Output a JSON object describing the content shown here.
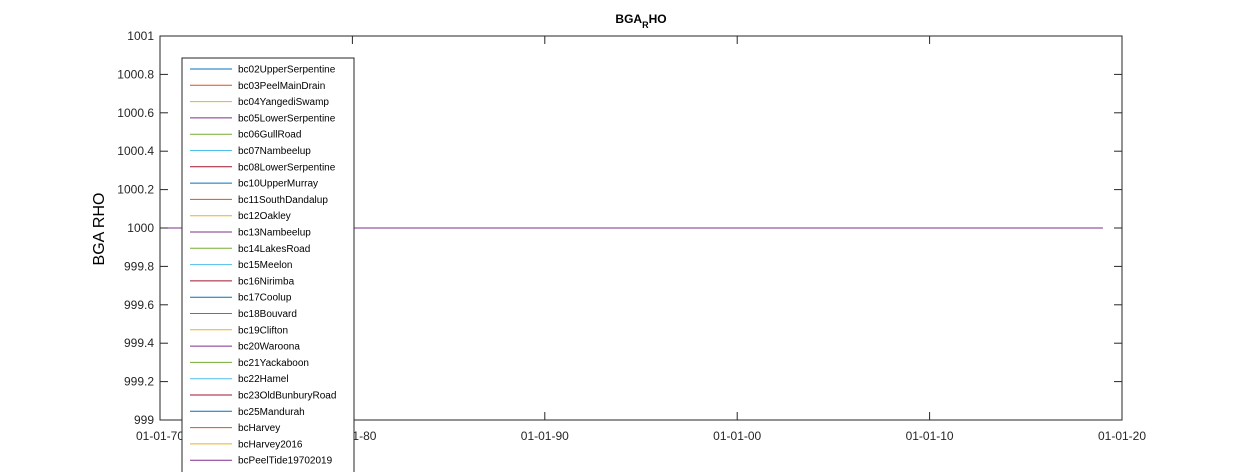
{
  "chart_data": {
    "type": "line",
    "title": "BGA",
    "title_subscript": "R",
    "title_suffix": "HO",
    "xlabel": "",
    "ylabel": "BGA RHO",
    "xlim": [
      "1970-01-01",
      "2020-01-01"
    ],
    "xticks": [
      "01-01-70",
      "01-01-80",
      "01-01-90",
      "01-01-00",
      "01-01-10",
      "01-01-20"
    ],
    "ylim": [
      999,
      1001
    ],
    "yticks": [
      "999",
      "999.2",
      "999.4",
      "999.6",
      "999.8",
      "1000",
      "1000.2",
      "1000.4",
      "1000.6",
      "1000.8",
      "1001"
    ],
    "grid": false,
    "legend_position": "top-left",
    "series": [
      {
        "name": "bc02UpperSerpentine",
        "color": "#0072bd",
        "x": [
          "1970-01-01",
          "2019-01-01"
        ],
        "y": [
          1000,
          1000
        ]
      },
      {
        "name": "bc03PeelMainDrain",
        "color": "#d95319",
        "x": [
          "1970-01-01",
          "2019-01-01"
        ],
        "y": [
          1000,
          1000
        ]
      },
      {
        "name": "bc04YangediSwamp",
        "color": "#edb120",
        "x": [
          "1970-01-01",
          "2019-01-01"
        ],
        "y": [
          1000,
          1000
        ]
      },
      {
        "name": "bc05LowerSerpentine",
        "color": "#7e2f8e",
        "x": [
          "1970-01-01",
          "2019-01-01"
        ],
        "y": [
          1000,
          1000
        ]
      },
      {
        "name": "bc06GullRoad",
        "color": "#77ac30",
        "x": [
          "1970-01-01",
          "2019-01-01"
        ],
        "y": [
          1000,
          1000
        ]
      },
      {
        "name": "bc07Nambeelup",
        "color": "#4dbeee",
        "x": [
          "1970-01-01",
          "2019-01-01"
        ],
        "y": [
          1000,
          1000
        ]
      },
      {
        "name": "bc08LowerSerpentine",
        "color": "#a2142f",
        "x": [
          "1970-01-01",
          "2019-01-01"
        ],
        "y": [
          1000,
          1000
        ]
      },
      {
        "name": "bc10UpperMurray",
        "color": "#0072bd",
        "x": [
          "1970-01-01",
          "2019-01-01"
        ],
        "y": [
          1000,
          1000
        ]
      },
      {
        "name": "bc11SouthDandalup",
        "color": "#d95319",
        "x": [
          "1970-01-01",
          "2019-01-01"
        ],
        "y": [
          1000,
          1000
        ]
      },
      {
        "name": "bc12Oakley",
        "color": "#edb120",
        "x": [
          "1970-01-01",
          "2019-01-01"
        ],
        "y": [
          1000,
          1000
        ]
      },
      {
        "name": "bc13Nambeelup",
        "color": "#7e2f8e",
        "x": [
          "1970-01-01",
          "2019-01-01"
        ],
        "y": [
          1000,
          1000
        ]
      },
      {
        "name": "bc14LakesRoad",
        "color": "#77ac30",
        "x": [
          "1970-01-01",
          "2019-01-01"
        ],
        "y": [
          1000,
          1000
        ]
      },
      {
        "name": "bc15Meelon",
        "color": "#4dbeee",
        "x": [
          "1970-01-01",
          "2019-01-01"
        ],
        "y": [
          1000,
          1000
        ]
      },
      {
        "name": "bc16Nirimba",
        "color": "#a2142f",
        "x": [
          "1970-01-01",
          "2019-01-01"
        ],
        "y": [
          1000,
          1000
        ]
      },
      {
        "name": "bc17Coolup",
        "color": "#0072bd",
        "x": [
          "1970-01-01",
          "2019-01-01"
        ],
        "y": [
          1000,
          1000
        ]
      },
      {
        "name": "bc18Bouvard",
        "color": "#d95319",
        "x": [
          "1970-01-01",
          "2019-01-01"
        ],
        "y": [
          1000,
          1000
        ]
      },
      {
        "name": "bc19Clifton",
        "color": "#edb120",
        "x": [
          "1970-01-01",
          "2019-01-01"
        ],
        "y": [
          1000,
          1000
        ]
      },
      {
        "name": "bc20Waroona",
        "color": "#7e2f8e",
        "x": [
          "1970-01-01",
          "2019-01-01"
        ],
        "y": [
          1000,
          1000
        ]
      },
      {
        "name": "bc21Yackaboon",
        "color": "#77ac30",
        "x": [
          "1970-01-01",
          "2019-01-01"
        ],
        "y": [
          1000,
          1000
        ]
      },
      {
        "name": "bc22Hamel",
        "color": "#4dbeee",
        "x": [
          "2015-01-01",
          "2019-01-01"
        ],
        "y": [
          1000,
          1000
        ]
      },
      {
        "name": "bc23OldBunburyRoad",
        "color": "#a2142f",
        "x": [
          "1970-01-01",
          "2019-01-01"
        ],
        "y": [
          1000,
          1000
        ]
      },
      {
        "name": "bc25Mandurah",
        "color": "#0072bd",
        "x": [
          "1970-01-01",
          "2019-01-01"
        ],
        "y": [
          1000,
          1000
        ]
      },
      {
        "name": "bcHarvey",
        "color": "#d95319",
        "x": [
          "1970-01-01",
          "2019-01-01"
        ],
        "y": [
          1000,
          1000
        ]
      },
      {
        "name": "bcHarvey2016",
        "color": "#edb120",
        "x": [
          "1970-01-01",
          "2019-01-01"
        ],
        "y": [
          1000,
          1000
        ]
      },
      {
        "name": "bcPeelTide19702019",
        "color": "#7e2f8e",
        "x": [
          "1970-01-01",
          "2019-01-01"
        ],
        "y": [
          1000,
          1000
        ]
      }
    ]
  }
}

::::

> [Work required]:
Please write out all of the material above without changing a word, and omit any pictures.

> [Completed exercise]:
Output a JSON object describing the content shown here.
{
  "chart_data": {
    "type": "line",
    "title": "BGA",
    "title_subscript": "R",
    "title_suffix": "HO",
    "xlabel": "",
    "ylabel": "BGA RHO",
    "xlim": [
      "1970-01-01",
      "2020-01-01"
    ],
    "xticks": [
      "01-01-70",
      "01-01-80",
      "01-01-90",
      "01-01-00",
      "01-01-10",
      "01-01-20"
    ],
    "ylim": [
      999,
      1001
    ],
    "yticks": [
      "999",
      "999.2",
      "999.4",
      "999.6",
      "999.8",
      "1000",
      "1000.2",
      "1000.4",
      "1000.6",
      "1000.8",
      "1001"
    ],
    "grid": false,
    "legend_position": "top-left",
    "series": [
      {
        "name": "bc02UpperSerpentine",
        "color": "#0072bd",
        "x": [
          "1970-01-01",
          "2019-01-01"
        ],
        "y": [
          1000,
          1000
        ]
      },
      {
        "name": "bc03PeelMainDrain",
        "color": "#d95319",
        "x": [
          "1970-01-01",
          "2019-01-01"
        ],
        "y": [
          1000,
          1000
        ]
      },
      {
        "name": "bc04YangediSwamp",
        "color": "#edb120",
        "x": [
          "1970-01-01",
          "2019-01-01"
        ],
        "y": [
          1000,
          1000
        ]
      },
      {
        "name": "bc05LowerSerpentine",
        "color": "#7e2f8e",
        "x": [
          "1970-01-01",
          "2019-01-01"
        ],
        "y": [
          1000,
          1000
        ]
      },
      {
        "name": "bc06GullRoad",
        "color": "#77ac30",
        "x": [
          "1970-01-01",
          "2019-01-01"
        ],
        "y": [
          1000,
          1000
        ]
      },
      {
        "name": "bc07Nambeelup",
        "color": "#4dbeee",
        "x": [
          "1970-01-01",
          "2019-01-01"
        ],
        "y": [
          1000,
          1000
        ]
      },
      {
        "name": "bc08LowerSerpentine",
        "color": "#a2142f",
        "x": [
          "1970-01-01",
          "2019-01-01"
        ],
        "y": [
          1000,
          1000
        ]
      },
      {
        "name": "bc10UpperMurray",
        "color": "#0072bd",
        "x": [
          "1970-01-01",
          "2019-01-01"
        ],
        "y": [
          1000,
          1000
        ]
      },
      {
        "name": "bc11SouthDandalup",
        "color": "#d95319",
        "x": [
          "1970-01-01",
          "2019-01-01"
        ],
        "y": [
          1000,
          1000
        ]
      },
      {
        "name": "bc12Oakley",
        "color": "#edb120",
        "x": [
          "1970-01-01",
          "2019-01-01"
        ],
        "y": [
          1000,
          1000
        ]
      },
      {
        "name": "bc13Nambeelup",
        "color": "#7e2f8e",
        "x": [
          "1970-01-01",
          "2019-01-01"
        ],
        "y": [
          1000,
          1000
        ]
      },
      {
        "name": "bc14LakesRoad",
        "color": "#77ac30",
        "x": [
          "1970-01-01",
          "2019-01-01"
        ],
        "y": [
          1000,
          1000
        ]
      },
      {
        "name": "bc15Meelon",
        "color": "#4dbeee",
        "x": [
          "1970-01-01",
          "2019-01-01"
        ],
        "y": [
          1000,
          1000
        ]
      },
      {
        "name": "bc16Nirimba",
        "color": "#a2142f",
        "x": [
          "1970-01-01",
          "2019-01-01"
        ],
        "y": [
          1000,
          1000
        ]
      },
      {
        "name": "bc17Coolup",
        "color": "#0072bd",
        "x": [
          "1970-01-01",
          "2019-01-01"
        ],
        "y": [
          1000,
          1000
        ]
      },
      {
        "name": "bc18Bouvard",
        "color": "#d95319",
        "x": [
          "1970-01-01",
          "2019-01-01"
        ],
        "y": [
          1000,
          1000
        ]
      },
      {
        "name": "bc19Clifton",
        "color": "#edb120",
        "x": [
          "1970-01-01",
          "2019-01-01"
        ],
        "y": [
          1000,
          1000
        ]
      },
      {
        "name": "bc20Waroona",
        "color": "#7e2f8e",
        "x": [
          "1970-01-01",
          "2019-01-01"
        ],
        "y": [
          1000,
          1000
        ]
      },
      {
        "name": "bc21Yackaboon",
        "color": "#77ac30",
        "x": [
          "1970-01-01",
          "2019-01-01"
        ],
        "y": [
          1000,
          1000
        ]
      },
      {
        "name": "bc22Hamel",
        "color": "#4dbeee",
        "x": [
          "2015-01-01",
          "2019-01-01"
        ],
        "y": [
          1000,
          1000
        ]
      },
      {
        "name": "bc23OldBunburyRoad",
        "color": "#a2142f",
        "x": [
          "1970-01-01",
          "2019-01-01"
        ],
        "y": [
          1000,
          1000
        ]
      },
      {
        "name": "bc25Mandurah",
        "color": "#0072bd",
        "x": [
          "1970-01-01",
          "2019-01-01"
        ],
        "y": [
          1000,
          1000
        ]
      },
      {
        "name": "bcHarvey",
        "color": "#d95319",
        "x": [
          "1970-01-01",
          "2019-01-01"
        ],
        "y": [
          1000,
          1000
        ]
      },
      {
        "name": "bcHarvey2016",
        "color": "#edb120",
        "x": [
          "1970-01-01",
          "2019-01-01"
        ],
        "y": [
          1000,
          1000
        ]
      },
      {
        "name": "bcPeelTide19702019",
        "color": "#7e2f8e",
        "x": [
          "1970-01-01",
          "2019-01-01"
        ],
        "y": [
          1000,
          1000
        ]
      }
    ]
  }
}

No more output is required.